* **Items listed in a dataset**:
* begin *

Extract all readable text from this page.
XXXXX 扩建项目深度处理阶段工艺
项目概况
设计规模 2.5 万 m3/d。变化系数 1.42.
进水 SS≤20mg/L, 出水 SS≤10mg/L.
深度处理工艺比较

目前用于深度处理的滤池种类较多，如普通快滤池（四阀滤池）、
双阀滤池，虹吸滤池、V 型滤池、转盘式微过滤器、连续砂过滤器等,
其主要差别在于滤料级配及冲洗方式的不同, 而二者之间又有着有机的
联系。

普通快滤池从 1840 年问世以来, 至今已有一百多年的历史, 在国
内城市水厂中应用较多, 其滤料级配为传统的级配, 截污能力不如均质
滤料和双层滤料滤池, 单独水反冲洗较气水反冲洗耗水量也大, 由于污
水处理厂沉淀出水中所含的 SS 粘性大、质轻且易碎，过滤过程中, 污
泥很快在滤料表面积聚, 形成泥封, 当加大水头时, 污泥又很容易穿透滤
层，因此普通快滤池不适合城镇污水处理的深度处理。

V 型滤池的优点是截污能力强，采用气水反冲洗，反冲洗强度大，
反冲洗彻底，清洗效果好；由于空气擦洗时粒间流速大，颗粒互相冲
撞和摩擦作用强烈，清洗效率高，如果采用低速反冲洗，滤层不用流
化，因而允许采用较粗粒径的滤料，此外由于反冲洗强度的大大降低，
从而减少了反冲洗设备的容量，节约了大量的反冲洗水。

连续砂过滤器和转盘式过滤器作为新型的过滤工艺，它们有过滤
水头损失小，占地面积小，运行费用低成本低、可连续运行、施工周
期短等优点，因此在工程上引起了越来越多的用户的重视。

* end *
* begin *

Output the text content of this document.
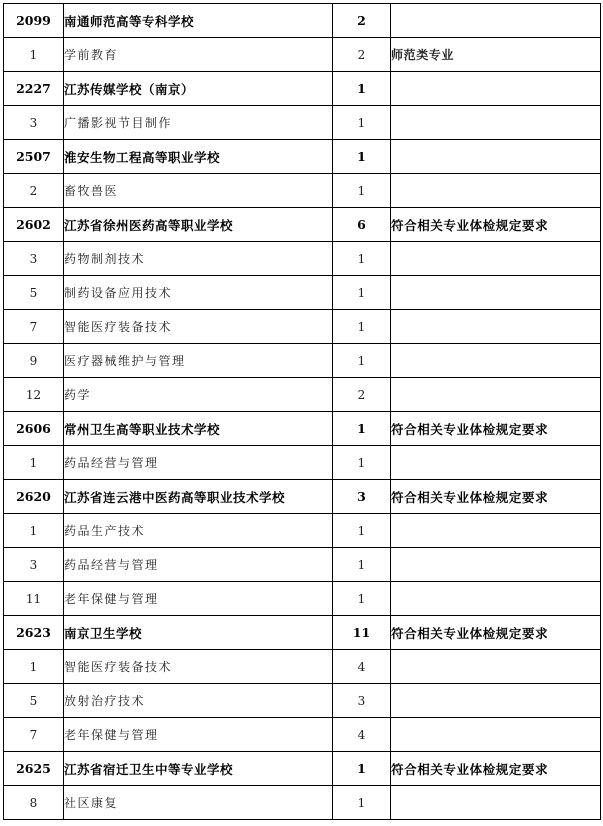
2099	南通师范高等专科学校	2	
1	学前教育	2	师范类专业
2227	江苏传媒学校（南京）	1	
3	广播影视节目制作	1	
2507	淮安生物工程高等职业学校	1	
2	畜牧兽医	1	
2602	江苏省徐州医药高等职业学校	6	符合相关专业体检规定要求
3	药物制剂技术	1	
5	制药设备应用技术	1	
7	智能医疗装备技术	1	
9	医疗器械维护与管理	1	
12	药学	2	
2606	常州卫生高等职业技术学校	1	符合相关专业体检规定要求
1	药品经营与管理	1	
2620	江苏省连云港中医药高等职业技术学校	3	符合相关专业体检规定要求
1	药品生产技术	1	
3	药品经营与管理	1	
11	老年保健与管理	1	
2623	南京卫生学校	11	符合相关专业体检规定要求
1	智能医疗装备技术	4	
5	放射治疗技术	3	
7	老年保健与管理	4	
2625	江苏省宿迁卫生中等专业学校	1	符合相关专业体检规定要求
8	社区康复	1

* end *
* begin *

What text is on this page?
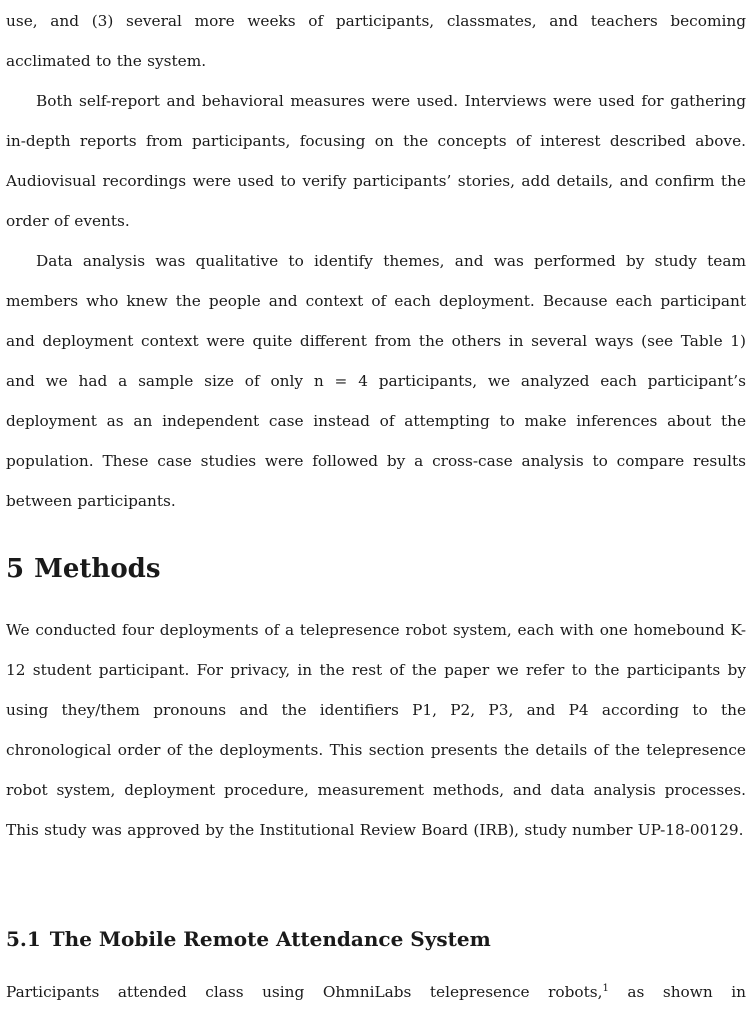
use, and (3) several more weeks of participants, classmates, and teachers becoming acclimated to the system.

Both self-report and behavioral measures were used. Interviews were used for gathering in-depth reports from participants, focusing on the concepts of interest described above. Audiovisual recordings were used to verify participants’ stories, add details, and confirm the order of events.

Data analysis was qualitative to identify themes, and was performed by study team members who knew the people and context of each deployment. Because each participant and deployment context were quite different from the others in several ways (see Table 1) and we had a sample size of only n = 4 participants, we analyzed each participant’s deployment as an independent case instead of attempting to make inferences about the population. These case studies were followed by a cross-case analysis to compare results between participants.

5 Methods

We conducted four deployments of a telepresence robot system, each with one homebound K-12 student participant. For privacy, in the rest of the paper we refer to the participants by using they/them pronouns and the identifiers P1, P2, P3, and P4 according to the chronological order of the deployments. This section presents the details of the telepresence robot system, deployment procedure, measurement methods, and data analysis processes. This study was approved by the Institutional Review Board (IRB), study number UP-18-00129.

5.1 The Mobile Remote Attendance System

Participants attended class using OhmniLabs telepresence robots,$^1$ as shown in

* end *

* **Directions for this task**:
From the data, pick out every line that includes "order".

* **Task answer**:
Both self-report and behavioral measures were used. Interviews were used for gathering in-depth reports from participants, focusing on the concepts of interest described above. Audiovisual recordings were used to verify participants’ stories, add details, and confirm the order of events.
We conducted four deployments of a telepresence robot system, each with one homebound K-12 student participant. For privacy, in the rest of the paper we refer to the participants by using they/them pronouns and the identifiers P1, P2, P3, and P4 according to the chronological order of the deployments. This section presents the details of the telepresence robot system, deployment procedure, measurement methods, and data analysis processes. This study was approved by the Institutional Review Board (IRB), study number UP-18-00129.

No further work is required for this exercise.